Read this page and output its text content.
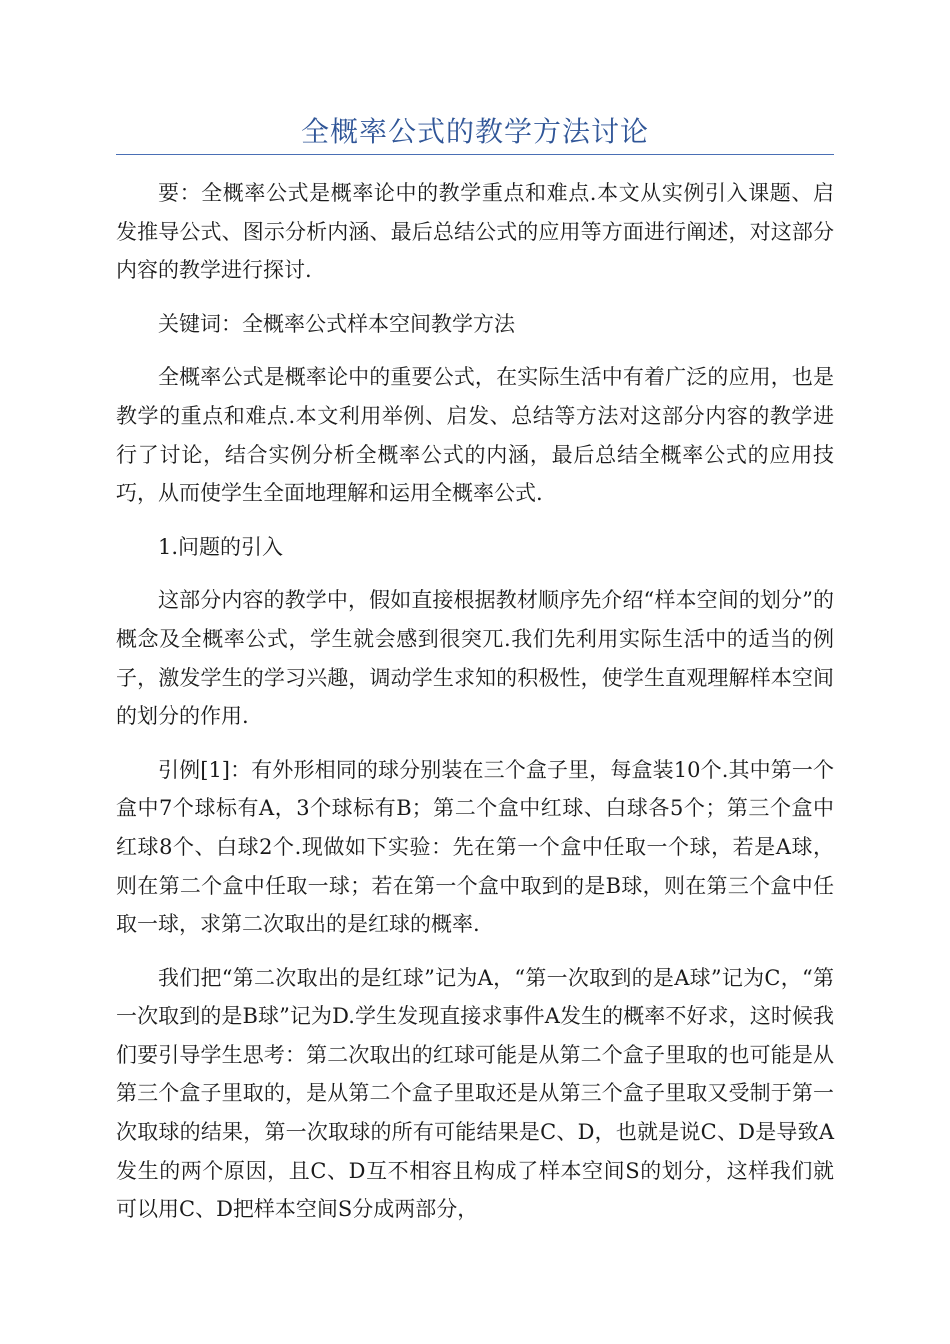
全概率公式的教学方法讨论

要：全概率公式是概率论中的教学重点和难点.本文从实例引入课题、启发推导公式、图示分析内涵、最后总结公式的应用等方面进行阐述，对这部分内容的教学进行探讨.

关键词：全概率公式样本空间教学方法

全概率公式是概率论中的重要公式，在实际生活中有着广泛的应用，也是教学的重点和难点.本文利用举例、启发、总结等方法对这部分内容的教学进行了讨论，结合实例分析全概率公式的内涵，最后总结全概率公式的应用技巧，从而使学生全面地理解和运用全概率公式.

1.问题的引入

这部分内容的教学中，假如直接根据教材顺序先介绍“样本空间的划分”的概念及全概率公式，学生就会感到很突兀.我们先利用实际生活中的适当的例子，激发学生的学习兴趣，调动学生求知的积极性，使学生直观理解样本空间的划分的作用.

引例[1]：有外形相同的球分别装在三个盒子里，每盒装10个.其中第一个盒中7个球标有A，3个球标有B；第二个盒中红球、白球各5个；第三个盒中红球8个、白球2个.现做如下实验：先在第一个盒中任取一个球，若是A球，则在第二个盒中任取一球；若在第一个盒中取到的是B球，则在第三个盒中任取一球，求第二次取出的是红球的概率.

我们把“第二次取出的是红球”记为A，“第一次取到的是A球”记为C，“第一次取到的是B球”记为D.学生发现直接求事件A发生的概率不好求，这时候我们要引导学生思考：第二次取出的红球可能是从第二个盒子里取的也可能是从第三个盒子里取的，是从第二个盒子里取还是从第三个盒子里取又受制于第一次取球的结果，第一次取球的所有可能结果是C、D，也就是说C、D是导致A发生的两个原因，且C、D互不相容且构成了样本空间S的划分，这样我们就可以用C、D把样本空间S分成两部分，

******************************

Task goal: Repeat every record precisely. Any picture among them stays out of the copy.

The response:
Read this page and output its text content.
全概率公式的教学方法讨论

要：全概率公式是概率论中的教学重点和难点.本文从实例引入课题、启发推导公式、图示分析内涵、最后总结公式的应用等方面进行阐述，对这部分内容的教学进行探讨.

关键词：全概率公式样本空间教学方法

全概率公式是概率论中的重要公式，在实际生活中有着广泛的应用，也是教学的重点和难点.本文利用举例、启发、总结等方法对这部分内容的教学进行了讨论，结合实例分析全概率公式的内涵，最后总结全概率公式的应用技巧，从而使学生全面地理解和运用全概率公式.

1.问题的引入

这部分内容的教学中，假如直接根据教材顺序先介绍“样本空间的划分”的概念及全概率公式，学生就会感到很突兀.我们先利用实际生活中的适当的例子，激发学生的学习兴趣，调动学生求知的积极性，使学生直观理解样本空间的划分的作用.

引例[1]：有外形相同的球分别装在三个盒子里，每盒装10个.其中第一个盒中7个球标有A，3个球标有B；第二个盒中红球、白球各5个；第三个盒中红球8个、白球2个.现做如下实验：先在第一个盒中任取一个球，若是A球，则在第二个盒中任取一球；若在第一个盒中取到的是B球，则在第三个盒中任取一球，求第二次取出的是红球的概率.

我们把“第二次取出的是红球”记为A，“第一次取到的是A球”记为C，“第一次取到的是B球”记为D.学生发现直接求事件A发生的概率不好求，这时候我们要引导学生思考：第二次取出的红球可能是从第二个盒子里取的也可能是从第三个盒子里取的，是从第二个盒子里取还是从第三个盒子里取又受制于第一次取球的结果，第一次取球的所有可能结果是C、D，也就是说C、D是导致A发生的两个原因，且C、D互不相容且构成了样本空间S的划分，这样我们就可以用C、D把样本空间S分成两部分，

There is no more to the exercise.